What to do. What follows is a set of entries. Give them again exactly, without the pictures.
╭─ Provided records
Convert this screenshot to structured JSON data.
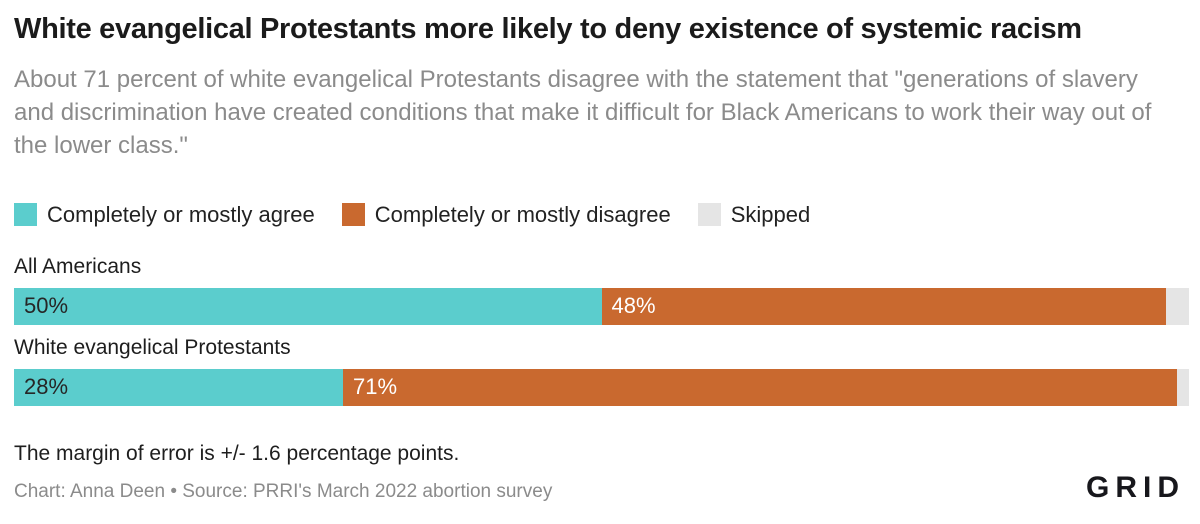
{
  "title": "White evangelical Protestants more likely to deny existence of systemic racism",
  "subtitle": "About 71 percent of white evangelical Protestants disagree with the statement that \"generations of slavery and discrimination have created conditions that make it difficult for Black Americans to work their way out of the lower class.\"",
  "legend": {
    "agree": "Completely or mostly agree",
    "disagree": "Completely or mostly disagree",
    "skipped": "Skipped"
  },
  "colors": {
    "agree": "#5bcdcd",
    "disagree": "#c9692f",
    "skipped": "#e5e5e5"
  },
  "chart_data": {
    "type": "bar",
    "orientation": "horizontal-stacked",
    "categories": [
      "All Americans",
      "White evangelical Protestants"
    ],
    "series": [
      {
        "name": "Completely or mostly agree",
        "values": [
          50,
          28
        ]
      },
      {
        "name": "Completely or mostly disagree",
        "values": [
          48,
          71
        ]
      },
      {
        "name": "Skipped",
        "values": [
          2,
          1
        ]
      }
    ],
    "value_suffix": "%",
    "xlim": [
      0,
      100
    ],
    "grid": false,
    "legend_position": "top"
  },
  "rows": [
    {
      "label": "All Americans",
      "agree_label": "50%",
      "agree_pct": 50,
      "disagree_label": "48%",
      "disagree_pct": 48,
      "skipped_pct": 2
    },
    {
      "label": "White evangelical Protestants",
      "agree_label": "28%",
      "agree_pct": 28,
      "disagree_label": "71%",
      "disagree_pct": 71,
      "skipped_pct": 1
    }
  ],
  "footer": {
    "note": "The margin of error is +/- 1.6 percentage points.",
    "credit": "Chart: Anna Deen • Source: PRRI's March 2022 abortion survey"
  },
  "logo_text": "GRID"
}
╰─
Task output.
Convert this screenshot to structured JSON data.
{
  "title": "White evangelical Protestants more likely to deny existence of systemic racism",
  "subtitle": "About 71 percent of white evangelical Protestants disagree with the statement that \"generations of slavery and discrimination have created conditions that make it difficult for Black Americans to work their way out of the lower class.\"",
  "legend": {
    "agree": "Completely or mostly agree",
    "disagree": "Completely or mostly disagree",
    "skipped": "Skipped"
  },
  "colors": {
    "agree": "#5bcdcd",
    "disagree": "#c9692f",
    "skipped": "#e5e5e5"
  },
  "chart_data": {
    "type": "bar",
    "orientation": "horizontal-stacked",
    "categories": [
      "All Americans",
      "White evangelical Protestants"
    ],
    "series": [
      {
        "name": "Completely or mostly agree",
        "values": [
          50,
          28
        ]
      },
      {
        "name": "Completely or mostly disagree",
        "values": [
          48,
          71
        ]
      },
      {
        "name": "Skipped",
        "values": [
          2,
          1
        ]
      }
    ],
    "value_suffix": "%",
    "xlim": [
      0,
      100
    ],
    "grid": false,
    "legend_position": "top"
  },
  "rows": [
    {
      "label": "All Americans",
      "agree_label": "50%",
      "agree_pct": 50,
      "disagree_label": "48%",
      "disagree_pct": 48,
      "skipped_pct": 2
    },
    {
      "label": "White evangelical Protestants",
      "agree_label": "28%",
      "agree_pct": 28,
      "disagree_label": "71%",
      "disagree_pct": 71,
      "skipped_pct": 1
    }
  ],
  "footer": {
    "note": "The margin of error is +/- 1.6 percentage points.",
    "credit": "Chart: Anna Deen • Source: PRRI's March 2022 abortion survey"
  },
  "logo_text": "GRID"
}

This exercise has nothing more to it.